■ AIM: In the listing below, find every line with the string "labels" and pull it out.

■ EXERCISE DATA:
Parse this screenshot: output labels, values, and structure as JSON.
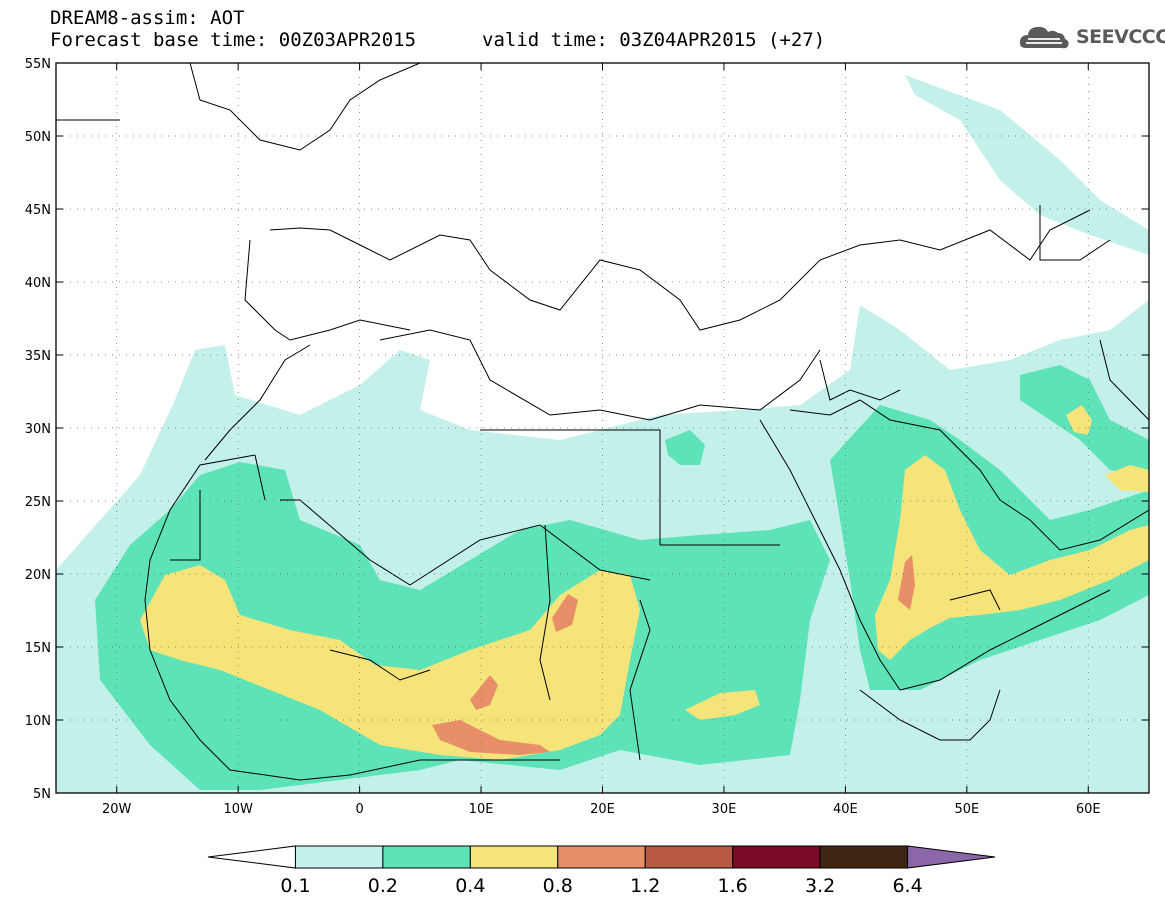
{
  "header": {
    "line1": "DREAM8-assim: AOT",
    "line2": "Forecast base time: 00Z03APR2015",
    "line3": "valid time: 03Z04APR2015 (+27)",
    "logo_text": "SEEVCCC",
    "logo_icon": "cloud-icon"
  },
  "map": {
    "lon_range": [
      -25,
      65
    ],
    "lat_range": [
      5,
      55
    ],
    "x_ticks": [
      {
        "lon": -20,
        "label": "20W"
      },
      {
        "lon": -10,
        "label": "10W"
      },
      {
        "lon": 0,
        "label": "0"
      },
      {
        "lon": 10,
        "label": "10E"
      },
      {
        "lon": 20,
        "label": "20E"
      },
      {
        "lon": 30,
        "label": "30E"
      },
      {
        "lon": 40,
        "label": "40E"
      },
      {
        "lon": 50,
        "label": "50E"
      },
      {
        "lon": 60,
        "label": "60E"
      }
    ],
    "y_ticks": [
      {
        "lat": 55,
        "label": "55N"
      },
      {
        "lat": 50,
        "label": "50N"
      },
      {
        "lat": 45,
        "label": "45N"
      },
      {
        "lat": 40,
        "label": "40N"
      },
      {
        "lat": 35,
        "label": "35N"
      },
      {
        "lat": 30,
        "label": "30N"
      },
      {
        "lat": 25,
        "label": "25N"
      },
      {
        "lat": 20,
        "label": "20N"
      },
      {
        "lat": 15,
        "label": "15N"
      },
      {
        "lat": 10,
        "label": "10N"
      },
      {
        "lat": 5,
        "label": "5N"
      }
    ],
    "grid": "dotted"
  },
  "colorbar": {
    "labels": [
      "0.1",
      "0.2",
      "0.4",
      "0.8",
      "1.2",
      "1.6",
      "3.2",
      "6.4"
    ],
    "colors": [
      "#ffffff",
      "#c4f0ea",
      "#5ee2b8",
      "#f5e47a",
      "#e88e68",
      "#b85a45",
      "#7a0a25",
      "#3f2614",
      "#8b66a8"
    ]
  },
  "fields": {
    "c02": "#c4f0ea",
    "c04": "#5ee2b8",
    "c08": "#f5e47a",
    "c12": "#e88e68",
    "coast": "#000000"
  }
}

■ THE ANSWER:
Parse this screenshot: output labels, values, and structure as JSON.
    "labels": [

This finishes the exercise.